- Description of the task: Output the lines that follow exactly as they are.

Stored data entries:
"""
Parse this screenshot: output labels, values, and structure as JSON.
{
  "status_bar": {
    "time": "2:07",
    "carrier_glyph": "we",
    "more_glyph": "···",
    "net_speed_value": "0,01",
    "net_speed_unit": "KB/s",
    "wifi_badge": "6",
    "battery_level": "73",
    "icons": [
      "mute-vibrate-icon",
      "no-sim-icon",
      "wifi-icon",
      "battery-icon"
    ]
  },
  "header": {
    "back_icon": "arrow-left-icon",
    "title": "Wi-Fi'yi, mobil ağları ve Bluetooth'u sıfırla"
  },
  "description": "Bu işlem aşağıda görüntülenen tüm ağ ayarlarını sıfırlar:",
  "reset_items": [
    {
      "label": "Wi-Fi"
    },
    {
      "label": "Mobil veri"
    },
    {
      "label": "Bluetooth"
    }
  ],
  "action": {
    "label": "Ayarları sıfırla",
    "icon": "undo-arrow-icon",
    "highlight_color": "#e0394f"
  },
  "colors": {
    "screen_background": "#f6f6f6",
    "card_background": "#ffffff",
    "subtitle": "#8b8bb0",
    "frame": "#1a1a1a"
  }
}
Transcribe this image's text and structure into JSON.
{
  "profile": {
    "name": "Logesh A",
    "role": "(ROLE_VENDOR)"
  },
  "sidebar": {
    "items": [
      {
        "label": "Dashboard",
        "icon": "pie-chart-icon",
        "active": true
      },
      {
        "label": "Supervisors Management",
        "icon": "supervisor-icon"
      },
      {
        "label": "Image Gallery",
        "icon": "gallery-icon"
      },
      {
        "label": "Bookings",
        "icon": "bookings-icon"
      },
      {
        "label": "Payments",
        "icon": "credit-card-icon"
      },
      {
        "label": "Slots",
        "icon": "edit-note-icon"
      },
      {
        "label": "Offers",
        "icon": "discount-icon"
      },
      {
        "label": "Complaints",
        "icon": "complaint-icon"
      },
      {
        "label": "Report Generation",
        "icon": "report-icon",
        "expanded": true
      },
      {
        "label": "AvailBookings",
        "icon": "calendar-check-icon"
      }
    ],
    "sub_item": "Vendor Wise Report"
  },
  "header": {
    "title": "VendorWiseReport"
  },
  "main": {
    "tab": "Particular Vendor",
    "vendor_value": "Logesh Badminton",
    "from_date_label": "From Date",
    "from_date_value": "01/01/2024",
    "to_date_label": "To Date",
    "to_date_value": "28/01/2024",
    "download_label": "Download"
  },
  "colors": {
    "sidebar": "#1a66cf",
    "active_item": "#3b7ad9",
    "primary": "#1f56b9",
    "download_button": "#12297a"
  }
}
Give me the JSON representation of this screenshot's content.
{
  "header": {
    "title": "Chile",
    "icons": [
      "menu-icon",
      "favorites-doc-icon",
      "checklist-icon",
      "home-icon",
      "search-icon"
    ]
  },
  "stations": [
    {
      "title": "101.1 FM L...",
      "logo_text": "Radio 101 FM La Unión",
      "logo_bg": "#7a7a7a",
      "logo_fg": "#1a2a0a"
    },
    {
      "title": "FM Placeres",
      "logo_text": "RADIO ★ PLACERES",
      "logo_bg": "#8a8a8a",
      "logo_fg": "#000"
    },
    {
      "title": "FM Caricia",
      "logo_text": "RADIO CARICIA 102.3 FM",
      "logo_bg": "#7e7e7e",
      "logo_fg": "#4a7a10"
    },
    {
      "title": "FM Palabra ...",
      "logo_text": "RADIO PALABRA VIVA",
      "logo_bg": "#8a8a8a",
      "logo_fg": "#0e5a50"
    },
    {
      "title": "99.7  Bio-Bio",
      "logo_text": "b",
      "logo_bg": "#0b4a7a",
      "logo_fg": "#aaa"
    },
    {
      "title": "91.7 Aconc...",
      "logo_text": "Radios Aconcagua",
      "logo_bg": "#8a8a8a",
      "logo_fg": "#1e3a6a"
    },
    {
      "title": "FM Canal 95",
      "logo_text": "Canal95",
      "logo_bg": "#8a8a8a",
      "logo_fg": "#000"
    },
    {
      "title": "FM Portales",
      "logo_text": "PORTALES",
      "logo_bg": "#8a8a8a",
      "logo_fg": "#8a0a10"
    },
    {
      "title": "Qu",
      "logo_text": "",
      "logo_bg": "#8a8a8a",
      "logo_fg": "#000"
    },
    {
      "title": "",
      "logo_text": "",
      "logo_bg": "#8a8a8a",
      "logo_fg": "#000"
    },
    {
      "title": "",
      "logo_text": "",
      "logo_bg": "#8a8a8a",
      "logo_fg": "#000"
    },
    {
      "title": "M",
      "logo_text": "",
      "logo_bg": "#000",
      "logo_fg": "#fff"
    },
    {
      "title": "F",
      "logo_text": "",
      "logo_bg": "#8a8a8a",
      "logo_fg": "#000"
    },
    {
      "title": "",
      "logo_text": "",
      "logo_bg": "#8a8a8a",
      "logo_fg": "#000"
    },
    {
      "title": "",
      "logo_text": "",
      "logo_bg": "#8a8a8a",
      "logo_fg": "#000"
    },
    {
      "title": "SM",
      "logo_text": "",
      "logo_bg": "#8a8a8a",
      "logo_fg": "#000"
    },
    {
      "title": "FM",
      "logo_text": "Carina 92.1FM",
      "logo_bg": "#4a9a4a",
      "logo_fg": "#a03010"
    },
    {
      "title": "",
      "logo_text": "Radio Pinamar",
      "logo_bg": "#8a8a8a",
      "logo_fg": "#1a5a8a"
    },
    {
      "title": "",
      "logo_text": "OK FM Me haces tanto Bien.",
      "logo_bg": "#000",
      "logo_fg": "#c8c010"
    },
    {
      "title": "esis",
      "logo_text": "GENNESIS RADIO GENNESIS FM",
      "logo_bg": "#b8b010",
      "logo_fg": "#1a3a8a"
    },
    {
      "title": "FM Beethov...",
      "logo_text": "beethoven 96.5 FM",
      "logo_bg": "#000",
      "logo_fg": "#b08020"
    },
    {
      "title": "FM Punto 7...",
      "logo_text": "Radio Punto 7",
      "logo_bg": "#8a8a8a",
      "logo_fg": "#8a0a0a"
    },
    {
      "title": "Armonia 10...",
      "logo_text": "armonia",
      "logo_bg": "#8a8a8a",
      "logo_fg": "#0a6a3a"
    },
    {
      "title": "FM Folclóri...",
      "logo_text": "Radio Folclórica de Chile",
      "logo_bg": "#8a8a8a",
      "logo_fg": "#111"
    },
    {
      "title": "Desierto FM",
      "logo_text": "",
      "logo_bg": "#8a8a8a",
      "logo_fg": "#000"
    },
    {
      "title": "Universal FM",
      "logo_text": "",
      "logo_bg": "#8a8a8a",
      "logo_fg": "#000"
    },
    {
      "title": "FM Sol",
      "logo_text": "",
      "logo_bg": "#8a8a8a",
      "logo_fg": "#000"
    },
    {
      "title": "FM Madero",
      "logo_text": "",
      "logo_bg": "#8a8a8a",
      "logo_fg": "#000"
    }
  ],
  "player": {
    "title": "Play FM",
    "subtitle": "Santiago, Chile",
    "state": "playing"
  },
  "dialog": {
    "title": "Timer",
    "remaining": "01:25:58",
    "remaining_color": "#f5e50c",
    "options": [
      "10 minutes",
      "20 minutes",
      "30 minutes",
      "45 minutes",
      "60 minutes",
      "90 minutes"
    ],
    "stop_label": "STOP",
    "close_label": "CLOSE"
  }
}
"""
- The result:
Parse this screenshot: output labels, values, and structure as JSON.
{
  "status_bar": {
    "time": "2:07",
    "carrier_glyph": "we",
    "more_glyph": "···",
    "net_speed_value": "0,01",
    "net_speed_unit": "KB/s",
    "wifi_badge": "6",
    "battery_level": "73",
    "icons": [
      "mute-vibrate-icon",
      "no-sim-icon",
      "wifi-icon",
      "battery-icon"
    ]
  },
  "header": {
    "back_icon": "arrow-left-icon",
    "title": "Wi-Fi'yi, mobil ağları ve Bluetooth'u sıfırla"
  },
  "description": "Bu işlem aşağıda görüntülenen tüm ağ ayarlarını sıfırlar:",
  "reset_items": [
    {
      "label": "Wi-Fi"
    },
    {
      "label": "Mobil veri"
    },
    {
      "label": "Bluetooth"
    }
  ],
  "action": {
    "label": "Ayarları sıfırla",
    "icon": "undo-arrow-icon",
    "highlight_color": "#e0394f"
  },
  "colors": {
    "screen_background": "#f6f6f6",
    "card_background": "#ffffff",
    "subtitle": "#8b8bb0",
    "frame": "#1a1a1a"
  }
}
Transcribe this image's text and structure into JSON.
{
  "profile": {
    "name": "Logesh A",
    "role": "(ROLE_VENDOR)"
  },
  "sidebar": {
    "items": [
      {
        "label": "Dashboard",
        "icon": "pie-chart-icon",
        "active": true
      },
      {
        "label": "Supervisors Management",
        "icon": "supervisor-icon"
      },
      {
        "label": "Image Gallery",
        "icon": "gallery-icon"
      },
      {
        "label": "Bookings",
        "icon": "bookings-icon"
      },
      {
        "label": "Payments",
        "icon": "credit-card-icon"
      },
      {
        "label": "Slots",
        "icon": "edit-note-icon"
      },
      {
        "label": "Offers",
        "icon": "discount-icon"
      },
      {
        "label": "Complaints",
        "icon": "complaint-icon"
      },
      {
        "label": "Report Generation",
        "icon": "report-icon",
        "expanded": true
      },
      {
        "label": "AvailBookings",
        "icon": "calendar-check-icon"
      }
    ],
    "sub_item": "Vendor Wise Report"
  },
  "header": {
    "title": "VendorWiseReport"
  },
  "main": {
    "tab": "Particular Vendor",
    "vendor_value": "Logesh Badminton",
    "from_date_label": "From Date",
    "from_date_value": "01/01/2024",
    "to_date_label": "To Date",
    "to_date_value": "28/01/2024",
    "download_label": "Download"
  },
  "colors": {
    "sidebar": "#1a66cf",
    "active_item": "#3b7ad9",
    "primary": "#1f56b9",
    "download_button": "#12297a"
  }
}
Give me the JSON representation of this screenshot's content.
{
  "header": {
    "title": "Chile",
    "icons": [
      "menu-icon",
      "favorites-doc-icon",
      "checklist-icon",
      "home-icon",
      "search-icon"
    ]
  },
  "stations": [
    {
      "title": "101.1 FM L...",
      "logo_text": "Radio 101 FM La Unión",
      "logo_bg": "#7a7a7a",
      "logo_fg": "#1a2a0a"
    },
    {
      "title": "FM Placeres",
      "logo_text": "RADIO ★ PLACERES",
      "logo_bg": "#8a8a8a",
      "logo_fg": "#000"
    },
    {
      "title": "FM Caricia",
      "logo_text": "RADIO CARICIA 102.3 FM",
      "logo_bg": "#7e7e7e",
      "logo_fg": "#4a7a10"
    },
    {
      "title": "FM Palabra ...",
      "logo_text": "RADIO PALABRA VIVA",
      "logo_bg": "#8a8a8a",
      "logo_fg": "#0e5a50"
    },
    {
      "title": "99.7  Bio-Bio",
      "logo_text": "b",
      "logo_bg": "#0b4a7a",
      "logo_fg": "#aaa"
    },
    {
      "title": "91.7 Aconc...",
      "logo_text": "Radios Aconcagua",
      "logo_bg": "#8a8a8a",
      "logo_fg": "#1e3a6a"
    },
    {
      "title": "FM Canal 95",
      "logo_text": "Canal95",
      "logo_bg": "#8a8a8a",
      "logo_fg": "#000"
    },
    {
      "title": "FM Portales",
      "logo_text": "PORTALES",
      "logo_bg": "#8a8a8a",
      "logo_fg": "#8a0a10"
    },
    {
      "title": "Qu",
      "logo_text": "",
      "logo_bg": "#8a8a8a",
      "logo_fg": "#000"
    },
    {
      "title": "",
      "logo_text": "",
      "logo_bg": "#8a8a8a",
      "logo_fg": "#000"
    },
    {
      "title": "",
      "logo_text": "",
      "logo_bg": "#8a8a8a",
      "logo_fg": "#000"
    },
    {
      "title": "M",
      "logo_text": "",
      "logo_bg": "#000",
      "logo_fg": "#fff"
    },
    {
      "title": "F",
      "logo_text": "",
      "logo_bg": "#8a8a8a",
      "logo_fg": "#000"
    },
    {
      "title": "",
      "logo_text": "",
      "logo_bg": "#8a8a8a",
      "logo_fg": "#000"
    },
    {
      "title": "",
      "logo_text": "",
      "logo_bg": "#8a8a8a",
      "logo_fg": "#000"
    },
    {
      "title": "SM",
      "logo_text": "",
      "logo_bg": "#8a8a8a",
      "logo_fg": "#000"
    },
    {
      "title": "FM",
      "logo_text": "Carina 92.1FM",
      "logo_bg": "#4a9a4a",
      "logo_fg": "#a03010"
    },
    {
      "title": "",
      "logo_text": "Radio Pinamar",
      "logo_bg": "#8a8a8a",
      "logo_fg": "#1a5a8a"
    },
    {
      "title": "",
      "logo_text": "OK FM Me haces tanto Bien.",
      "logo_bg": "#000",
      "logo_fg": "#c8c010"
    },
    {
      "title": "esis",
      "logo_text": "GENNESIS RADIO GENNESIS FM",
      "logo_bg": "#b8b010",
      "logo_fg": "#1a3a8a"
    },
    {
      "title": "FM Beethov...",
      "logo_text": "beethoven 96.5 FM",
      "logo_bg": "#000",
      "logo_fg": "#b08020"
    },
    {
      "title": "FM Punto 7...",
      "logo_text": "Radio Punto 7",
      "logo_bg": "#8a8a8a",
      "logo_fg": "#8a0a0a"
    },
    {
      "title": "Armonia 10...",
      "logo_text": "armonia",
      "logo_bg": "#8a8a8a",
      "logo_fg": "#0a6a3a"
    },
    {
      "title": "FM Folclóri...",
      "logo_text": "Radio Folclórica de Chile",
      "logo_bg": "#8a8a8a",
      "logo_fg": "#111"
    },
    {
      "title": "Desierto FM",
      "logo_text": "",
      "logo_bg": "#8a8a8a",
      "logo_fg": "#000"
    },
    {
      "title": "Universal FM",
      "logo_text": "",
      "logo_bg": "#8a8a8a",
      "logo_fg": "#000"
    },
    {
      "title": "FM Sol",
      "logo_text": "",
      "logo_bg": "#8a8a8a",
      "logo_fg": "#000"
    },
    {
      "title": "FM Madero",
      "logo_text": "",
      "logo_bg": "#8a8a8a",
      "logo_fg": "#000"
    }
  ],
  "player": {
    "title": "Play FM",
    "subtitle": "Santiago, Chile",
    "state": "playing"
  },
  "dialog": {
    "title": "Timer",
    "remaining": "01:25:58",
    "remaining_color": "#f5e50c",
    "options": [
      "10 minutes",
      "20 minutes",
      "30 minutes",
      "45 minutes",
      "60 minutes",
      "90 minutes"
    ],
    "stop_label": "STOP",
    "close_label": "CLOSE"
  }
}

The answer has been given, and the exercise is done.